Job –
Leaving the pictures aside, transcribe every line below exactly.

Available records –
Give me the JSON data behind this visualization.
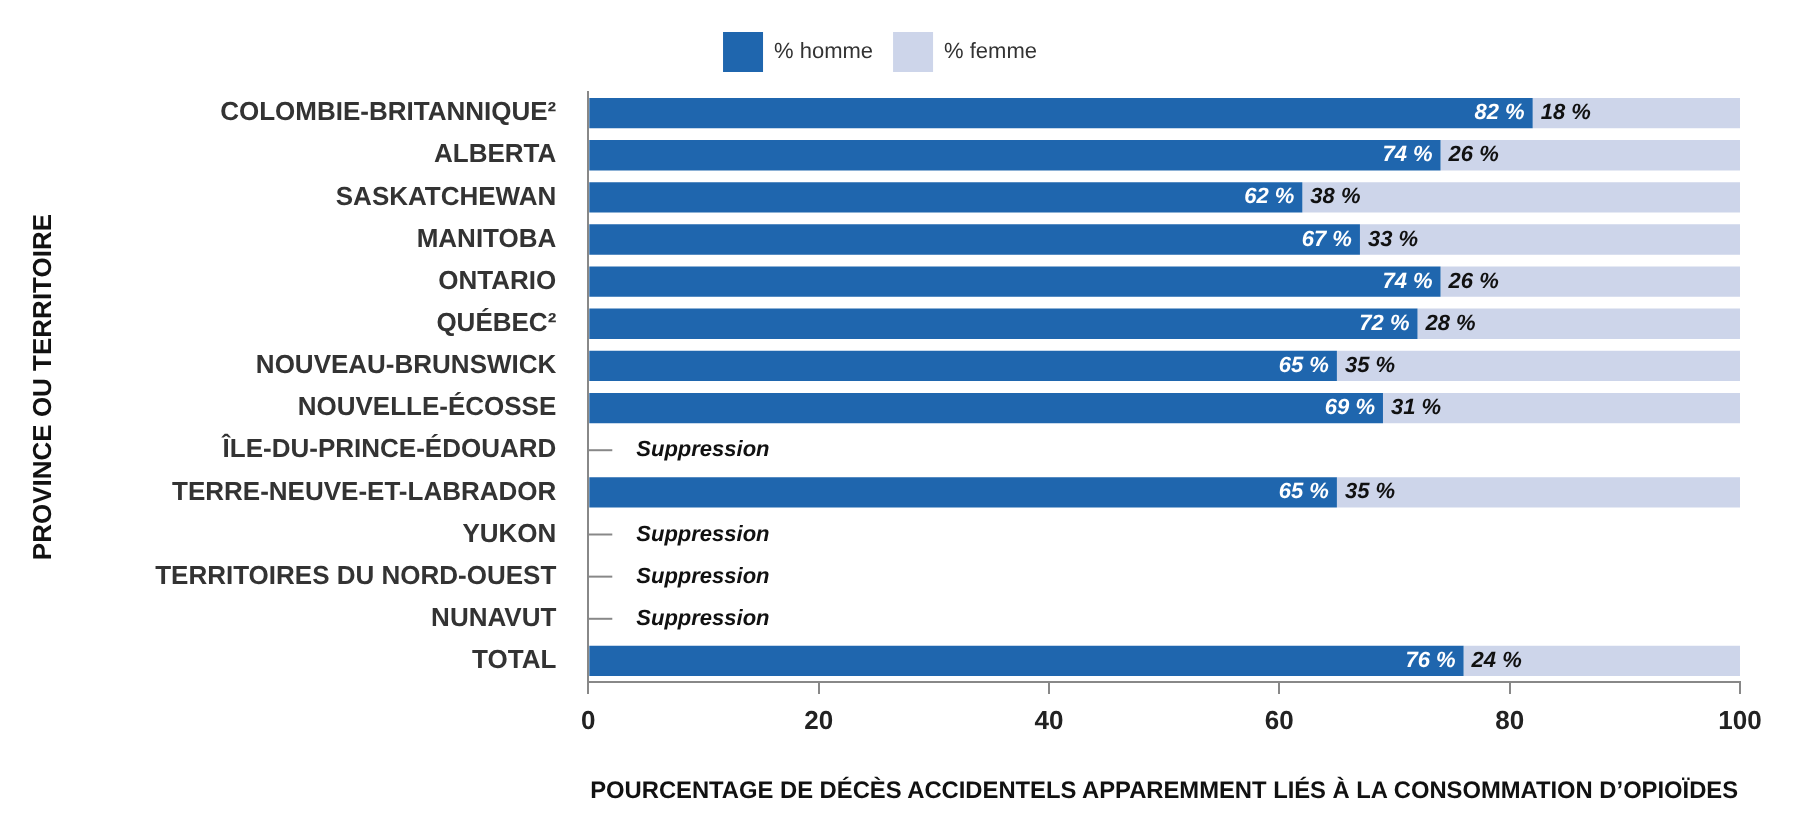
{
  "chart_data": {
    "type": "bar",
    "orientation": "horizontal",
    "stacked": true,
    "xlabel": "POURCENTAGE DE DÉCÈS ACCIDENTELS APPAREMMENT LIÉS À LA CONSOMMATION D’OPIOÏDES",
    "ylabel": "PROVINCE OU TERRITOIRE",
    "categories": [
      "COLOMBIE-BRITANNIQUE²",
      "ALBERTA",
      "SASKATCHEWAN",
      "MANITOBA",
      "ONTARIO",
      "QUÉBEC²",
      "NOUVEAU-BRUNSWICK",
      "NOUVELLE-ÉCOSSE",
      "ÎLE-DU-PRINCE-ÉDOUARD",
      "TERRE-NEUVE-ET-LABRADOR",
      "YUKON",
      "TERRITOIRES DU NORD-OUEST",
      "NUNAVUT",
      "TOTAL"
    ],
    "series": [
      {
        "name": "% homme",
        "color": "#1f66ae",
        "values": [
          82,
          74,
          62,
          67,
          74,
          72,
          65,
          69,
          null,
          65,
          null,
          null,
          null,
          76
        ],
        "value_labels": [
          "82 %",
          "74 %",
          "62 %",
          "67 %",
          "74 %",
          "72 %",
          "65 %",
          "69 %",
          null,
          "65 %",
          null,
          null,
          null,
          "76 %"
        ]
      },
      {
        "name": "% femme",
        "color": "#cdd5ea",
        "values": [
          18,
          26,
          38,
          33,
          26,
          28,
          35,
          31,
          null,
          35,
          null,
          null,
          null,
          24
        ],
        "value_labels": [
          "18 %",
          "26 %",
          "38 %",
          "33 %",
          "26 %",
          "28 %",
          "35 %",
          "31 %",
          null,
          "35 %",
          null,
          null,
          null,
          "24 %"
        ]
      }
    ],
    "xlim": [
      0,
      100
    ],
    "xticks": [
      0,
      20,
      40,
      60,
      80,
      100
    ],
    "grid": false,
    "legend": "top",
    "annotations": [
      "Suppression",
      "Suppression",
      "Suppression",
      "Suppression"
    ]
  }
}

The output –
Give me the JSON data behind this visualization.
{
  "chart_data": {
    "type": "bar",
    "orientation": "horizontal",
    "stacked": true,
    "xlabel": "POURCENTAGE DE DÉCÈS ACCIDENTELS APPAREMMENT LIÉS À LA CONSOMMATION D’OPIOÏDES",
    "ylabel": "PROVINCE OU TERRITOIRE",
    "categories": [
      "COLOMBIE-BRITANNIQUE²",
      "ALBERTA",
      "SASKATCHEWAN",
      "MANITOBA",
      "ONTARIO",
      "QUÉBEC²",
      "NOUVEAU-BRUNSWICK",
      "NOUVELLE-ÉCOSSE",
      "ÎLE-DU-PRINCE-ÉDOUARD",
      "TERRE-NEUVE-ET-LABRADOR",
      "YUKON",
      "TERRITOIRES DU NORD-OUEST",
      "NUNAVUT",
      "TOTAL"
    ],
    "series": [
      {
        "name": "% homme",
        "color": "#1f66ae",
        "values": [
          82,
          74,
          62,
          67,
          74,
          72,
          65,
          69,
          null,
          65,
          null,
          null,
          null,
          76
        ],
        "value_labels": [
          "82 %",
          "74 %",
          "62 %",
          "67 %",
          "74 %",
          "72 %",
          "65 %",
          "69 %",
          null,
          "65 %",
          null,
          null,
          null,
          "76 %"
        ]
      },
      {
        "name": "% femme",
        "color": "#cdd5ea",
        "values": [
          18,
          26,
          38,
          33,
          26,
          28,
          35,
          31,
          null,
          35,
          null,
          null,
          null,
          24
        ],
        "value_labels": [
          "18 %",
          "26 %",
          "38 %",
          "33 %",
          "26 %",
          "28 %",
          "35 %",
          "31 %",
          null,
          "35 %",
          null,
          null,
          null,
          "24 %"
        ]
      }
    ],
    "xlim": [
      0,
      100
    ],
    "xticks": [
      0,
      20,
      40,
      60,
      80,
      100
    ],
    "grid": false,
    "legend": "top",
    "annotations": [
      "Suppression",
      "Suppression",
      "Suppression",
      "Suppression"
    ]
  }
}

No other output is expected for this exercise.